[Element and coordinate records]
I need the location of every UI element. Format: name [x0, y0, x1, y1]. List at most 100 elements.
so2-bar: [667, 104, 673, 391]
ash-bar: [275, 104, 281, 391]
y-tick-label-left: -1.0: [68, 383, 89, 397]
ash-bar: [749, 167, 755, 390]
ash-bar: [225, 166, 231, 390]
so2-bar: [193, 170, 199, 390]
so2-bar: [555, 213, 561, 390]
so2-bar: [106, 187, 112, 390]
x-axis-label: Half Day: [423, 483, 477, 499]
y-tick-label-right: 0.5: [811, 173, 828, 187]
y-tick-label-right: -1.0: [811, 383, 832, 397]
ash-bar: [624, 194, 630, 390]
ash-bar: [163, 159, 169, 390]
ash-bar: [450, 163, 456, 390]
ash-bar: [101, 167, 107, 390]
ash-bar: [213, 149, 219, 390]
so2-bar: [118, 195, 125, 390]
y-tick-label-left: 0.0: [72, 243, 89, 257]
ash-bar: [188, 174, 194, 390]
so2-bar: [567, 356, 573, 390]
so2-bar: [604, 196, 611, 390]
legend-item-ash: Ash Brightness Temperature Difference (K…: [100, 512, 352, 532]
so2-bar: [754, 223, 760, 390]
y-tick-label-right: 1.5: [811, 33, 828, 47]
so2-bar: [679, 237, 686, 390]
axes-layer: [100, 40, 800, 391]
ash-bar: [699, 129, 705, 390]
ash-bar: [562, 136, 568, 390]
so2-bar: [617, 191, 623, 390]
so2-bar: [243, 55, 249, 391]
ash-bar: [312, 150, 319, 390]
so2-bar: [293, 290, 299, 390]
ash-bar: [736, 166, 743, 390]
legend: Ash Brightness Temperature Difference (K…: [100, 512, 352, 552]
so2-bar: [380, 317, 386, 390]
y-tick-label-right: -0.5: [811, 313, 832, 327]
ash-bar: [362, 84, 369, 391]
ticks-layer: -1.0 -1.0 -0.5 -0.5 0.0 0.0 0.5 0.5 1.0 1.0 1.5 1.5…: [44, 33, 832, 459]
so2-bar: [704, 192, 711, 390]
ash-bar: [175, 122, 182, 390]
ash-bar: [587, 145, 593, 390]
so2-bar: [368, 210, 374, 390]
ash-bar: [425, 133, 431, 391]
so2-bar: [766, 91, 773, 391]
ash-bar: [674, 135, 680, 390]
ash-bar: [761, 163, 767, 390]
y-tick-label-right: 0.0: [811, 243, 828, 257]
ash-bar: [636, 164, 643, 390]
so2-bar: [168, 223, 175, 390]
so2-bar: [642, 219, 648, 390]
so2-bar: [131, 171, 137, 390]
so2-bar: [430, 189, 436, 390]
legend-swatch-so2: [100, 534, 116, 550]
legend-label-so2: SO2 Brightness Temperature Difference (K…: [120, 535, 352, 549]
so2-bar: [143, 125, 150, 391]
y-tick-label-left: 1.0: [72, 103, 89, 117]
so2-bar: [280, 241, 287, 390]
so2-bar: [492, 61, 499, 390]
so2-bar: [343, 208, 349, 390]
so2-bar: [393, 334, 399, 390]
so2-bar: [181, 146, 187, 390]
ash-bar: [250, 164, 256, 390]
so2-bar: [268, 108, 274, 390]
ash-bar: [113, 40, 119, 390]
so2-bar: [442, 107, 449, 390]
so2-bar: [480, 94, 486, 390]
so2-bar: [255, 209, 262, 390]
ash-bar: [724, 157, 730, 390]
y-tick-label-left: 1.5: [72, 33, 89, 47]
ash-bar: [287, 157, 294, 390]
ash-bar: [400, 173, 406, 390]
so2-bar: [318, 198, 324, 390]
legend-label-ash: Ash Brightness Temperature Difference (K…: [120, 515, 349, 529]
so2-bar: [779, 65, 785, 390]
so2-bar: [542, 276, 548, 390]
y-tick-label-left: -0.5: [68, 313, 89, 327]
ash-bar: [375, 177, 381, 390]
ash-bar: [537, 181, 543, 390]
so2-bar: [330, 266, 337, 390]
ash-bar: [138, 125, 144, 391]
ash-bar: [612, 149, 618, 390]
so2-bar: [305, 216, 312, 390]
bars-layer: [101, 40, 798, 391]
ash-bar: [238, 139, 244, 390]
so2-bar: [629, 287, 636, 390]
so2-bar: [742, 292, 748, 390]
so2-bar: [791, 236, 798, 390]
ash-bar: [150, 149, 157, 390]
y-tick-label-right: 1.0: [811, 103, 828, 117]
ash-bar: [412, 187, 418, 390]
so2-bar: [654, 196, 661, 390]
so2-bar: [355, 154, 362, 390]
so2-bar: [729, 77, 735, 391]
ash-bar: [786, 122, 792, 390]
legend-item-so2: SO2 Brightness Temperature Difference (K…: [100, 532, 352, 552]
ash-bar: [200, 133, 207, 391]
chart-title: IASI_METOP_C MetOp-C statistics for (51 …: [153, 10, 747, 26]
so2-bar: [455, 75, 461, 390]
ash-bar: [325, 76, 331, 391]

INSTRUCTIONS TO FOLLOW: Select and copy every line of the entries that contains the word "Brightness". Case counts.

TASK OUTPUT:
legend-item-ash: Ash Brightness Temperature Difference (K…: [100, 512, 352, 532]
legend: Ash Brightness Temperature Difference (K…: [100, 512, 352, 552]
legend-label-so2: SO2 Brightness Temperature Difference (K…: [120, 535, 352, 549]
legend-label-ash: Ash Brightness Temperature Difference (K…: [120, 515, 349, 529]
legend-item-so2: SO2 Brightness Temperature Difference (K…: [100, 532, 352, 552]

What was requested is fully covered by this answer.